- TAREAS -
**1.** Vuelve a escribir sin cambios todo el fragmento sobre Antonio Gala que va desde "En el Día del" hasta "del hombre.".
**2.** Según el fragmento sobre Antonio Gala, ¿qué nombre le puso el escritor a su perro?
══ FRAGMENTO PARA LEER
En el Día del Animal, que se celebra hoy,
nada me parece más adecuado que postear el texto que sigue del gran escritor
español Antonio Gala, gran amante de los animales y de los perros en
particular. Gala tuvo un perro, al que llamó Troylo (ilustración), con el que
vivió largos años y que dejó descendencia, recogida por el escritor, que fundó
así una especie de dinastía perruna.
Gala toca en su artículo una cuestión
importante: los perros sin amo. Asunto al que a veces uno no presta atención.
Gala confiesa que “(…) se me ha encogido
con frecuencia el corazón ante lo evidente de un perro vagabundo”.
Y certifica que el perro es el mejor amigo
del hombre.
Por la transcripción: © J.L.A.F.
Los
perros sin dueño
(...) “Libertad no conozco, sino la
libertad de estar preso a alguien/cuyo nombre no puedo oir sin
escalofrío;/alguien por quien me olvido de esta existencia mezquina,/por quien
el día y la noche son para mi lo que quiere”. Así escribió el andaluz Cernuda.
════
══ DATOS
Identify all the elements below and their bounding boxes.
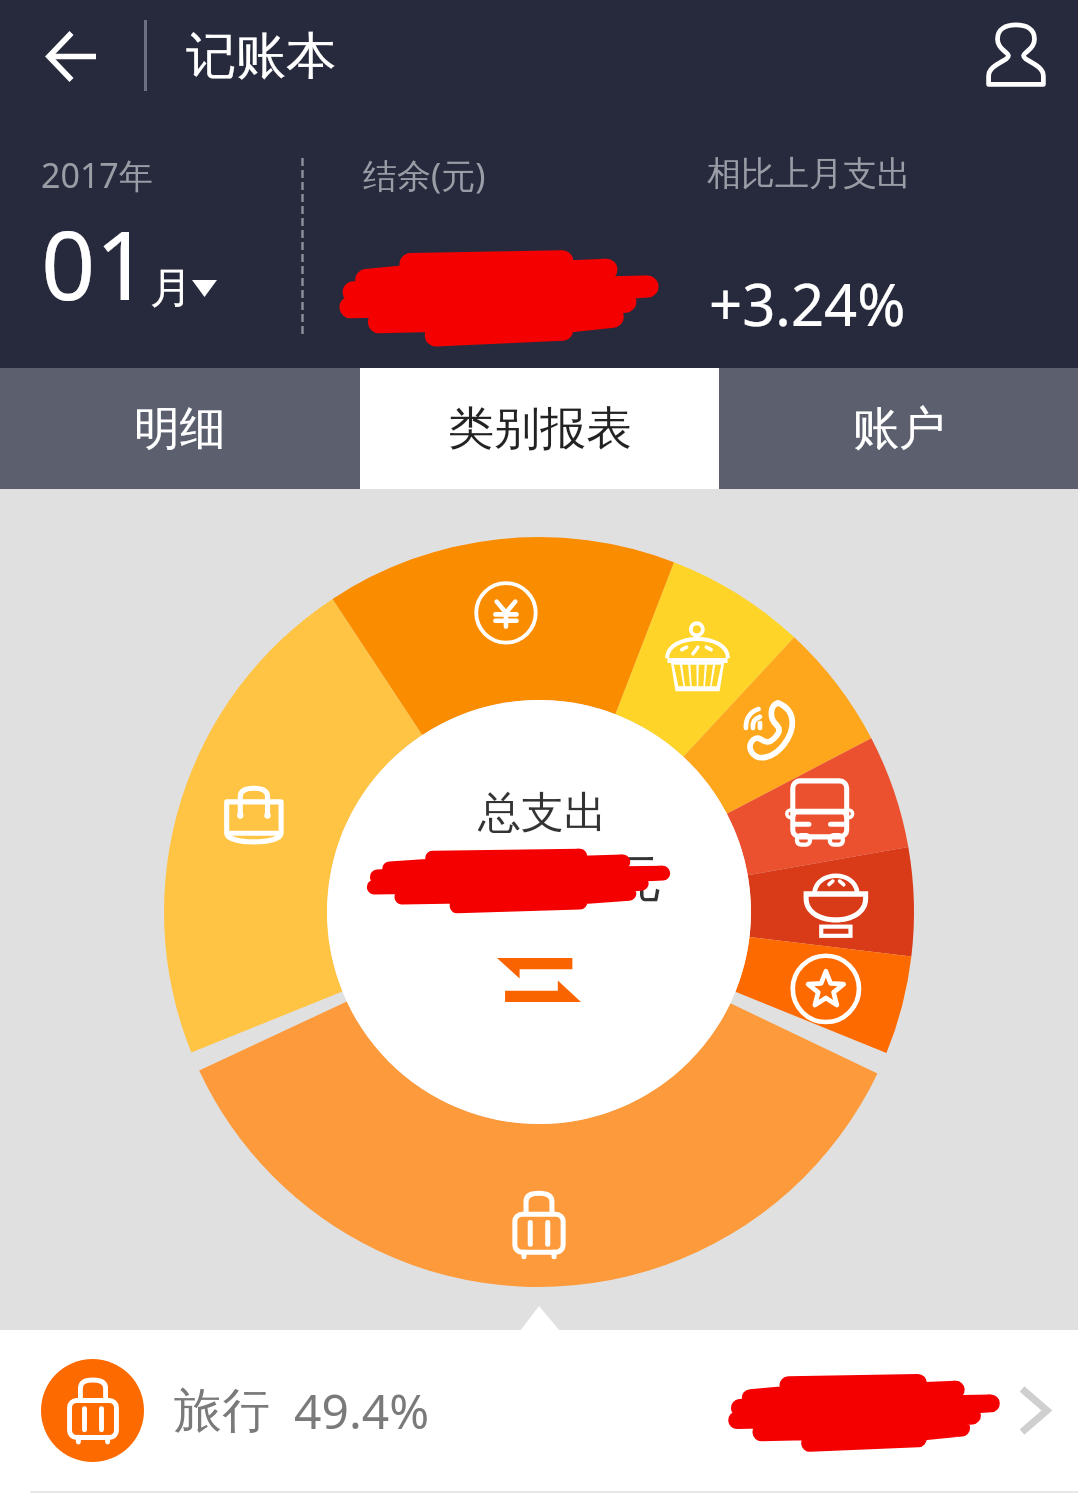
════
- RESPUESTAS -
**1.**
En el Día del Animal, que se celebra hoy,
nada me parece más adecuado que postear el texto que sigue del gran escritor
español Antonio Gala, gran amante de los animales y de los perros en
particular. Gala tuvo un perro, al que llamó Troylo (ilustración), con el que
vivió largos años y que dejó descendencia, recogida por el escritor, que fundó
así una especie de dinastía perruna.
Gala toca en su artículo una cuestión
importante: los perros sin amo. Asunto al que a veces uno no presta atención.
Gala confiesa que “(…) se me ha encogido
con frecuencia el corazón ante lo evidente de un perro vagabundo”.
Y certifica que el perro es el mejor amigo
del hombre.

**2.** Lo llamó Troylo.